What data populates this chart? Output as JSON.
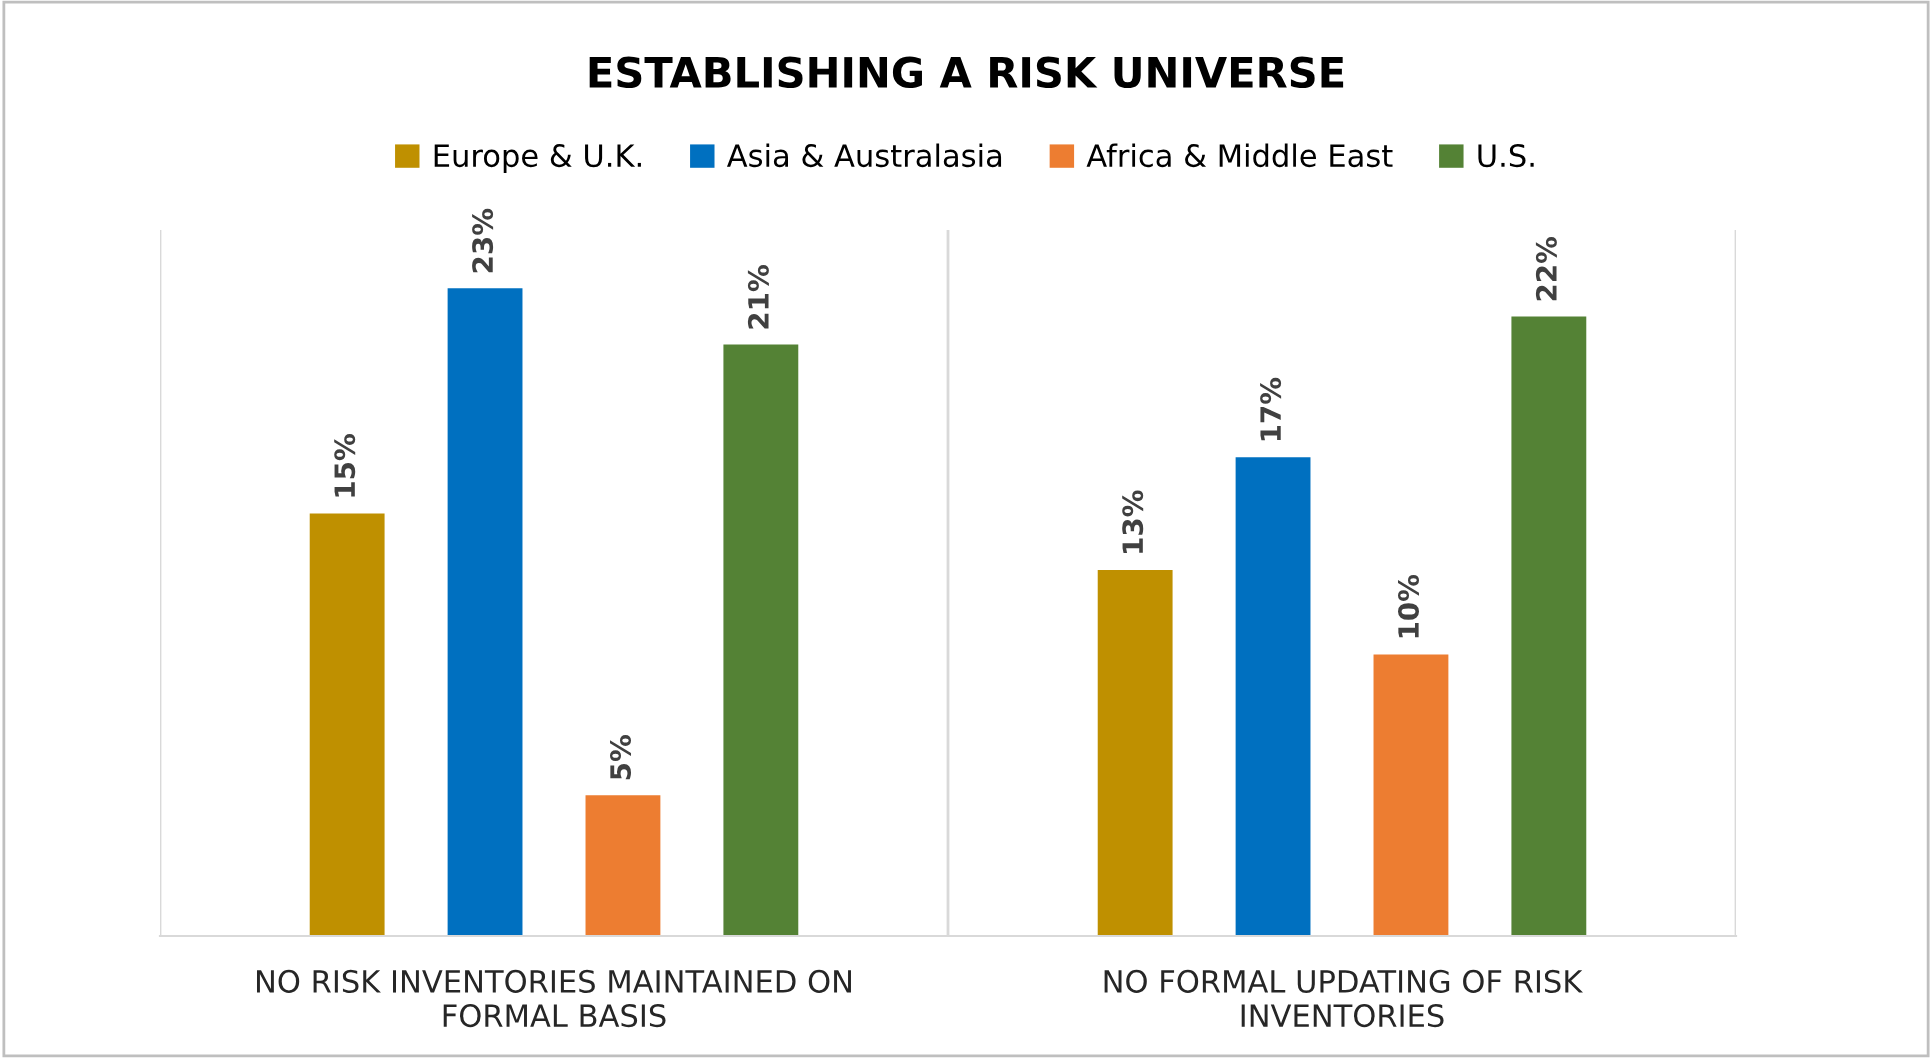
{
  "chart_data": {
    "type": "bar",
    "title": "ESTABLISHING A RISK UNIVERSE",
    "categories": [
      "NO RISK INVENTORIES MAINTAINED ON\nFORMAL BASIS",
      "NO FORMAL UPDATING OF RISK\nINVENTORIES"
    ],
    "series": [
      {
        "name": "Europe & U.K.",
        "color": "#bf9000",
        "values": [
          15,
          13
        ],
        "value_labels": [
          "15%",
          "13%"
        ]
      },
      {
        "name": "Asia & Australasia",
        "color": "#0070c0",
        "values": [
          23,
          17
        ],
        "value_labels": [
          "23%",
          "17%"
        ]
      },
      {
        "name": "Africa & Middle East",
        "color": "#ed7d31",
        "values": [
          5,
          10
        ],
        "value_labels": [
          "5%",
          "10%"
        ]
      },
      {
        "name": "U.S.",
        "color": "#548235",
        "values": [
          21,
          22
        ],
        "value_labels": [
          "21%",
          "22%"
        ]
      }
    ],
    "legend": "top",
    "grid": "x",
    "tick_labels": "x"
  }
}
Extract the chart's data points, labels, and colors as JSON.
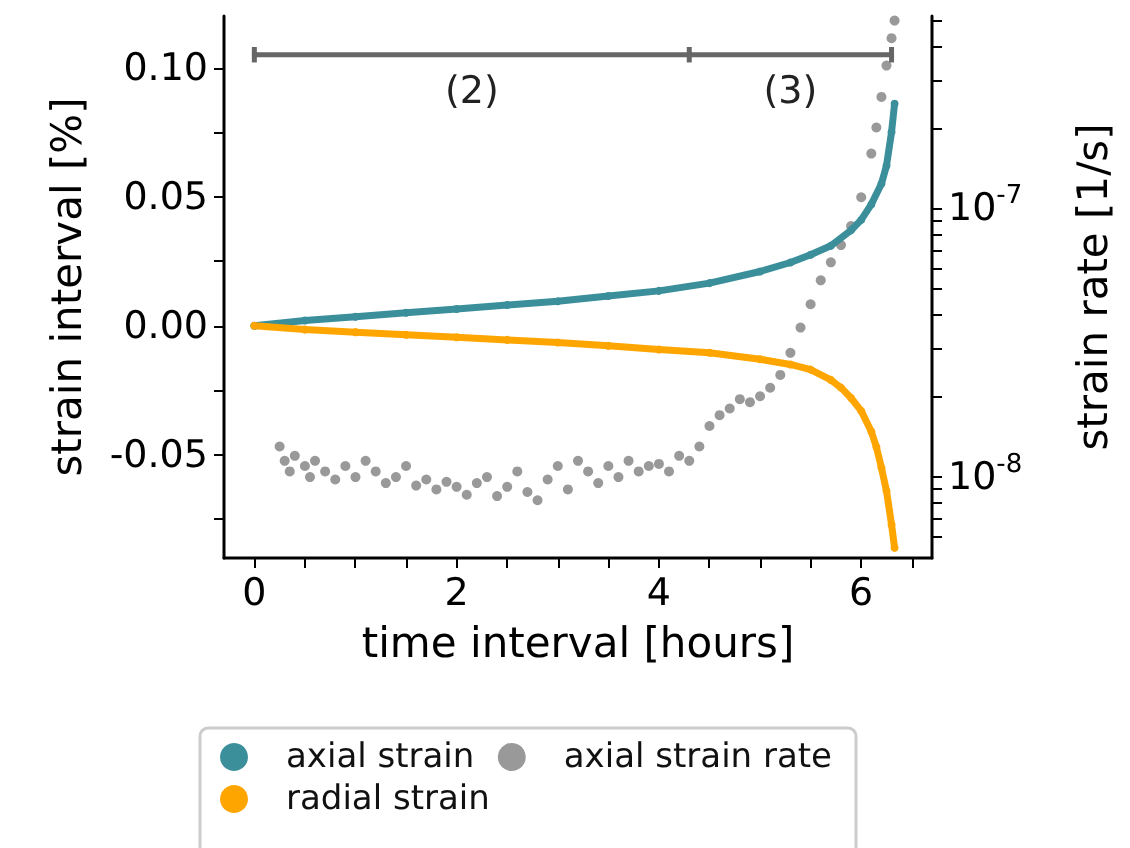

--*--

* WHAT YOU ARE ASKED TO DO: Your copy of the data should match it exactly, except that pictures are left out.

* OUTPUT FOR THIS TASK:
What data populates this chart? Output as JSON.
{
  "chart_data": {
    "type": "bar",
    "title": "ESTABLISHING A RISK UNIVERSE",
    "categories": [
      "NO RISK INVENTORIES MAINTAINED ON\nFORMAL BASIS",
      "NO FORMAL UPDATING OF RISK\nINVENTORIES"
    ],
    "series": [
      {
        "name": "Europe & U.K.",
        "color": "#bf9000",
        "values": [
          15,
          13
        ],
        "value_labels": [
          "15%",
          "13%"
        ]
      },
      {
        "name": "Asia & Australasia",
        "color": "#0070c0",
        "values": [
          23,
          17
        ],
        "value_labels": [
          "23%",
          "17%"
        ]
      },
      {
        "name": "Africa & Middle East",
        "color": "#ed7d31",
        "values": [
          5,
          10
        ],
        "value_labels": [
          "5%",
          "10%"
        ]
      },
      {
        "name": "U.S.",
        "color": "#548235",
        "values": [
          21,
          22
        ],
        "value_labels": [
          "21%",
          "22%"
        ]
      }
    ],
    "legend": "top",
    "grid": "x",
    "tick_labels": "x"
  }
}
Extract the chart's data points, labels, and colors as JSON.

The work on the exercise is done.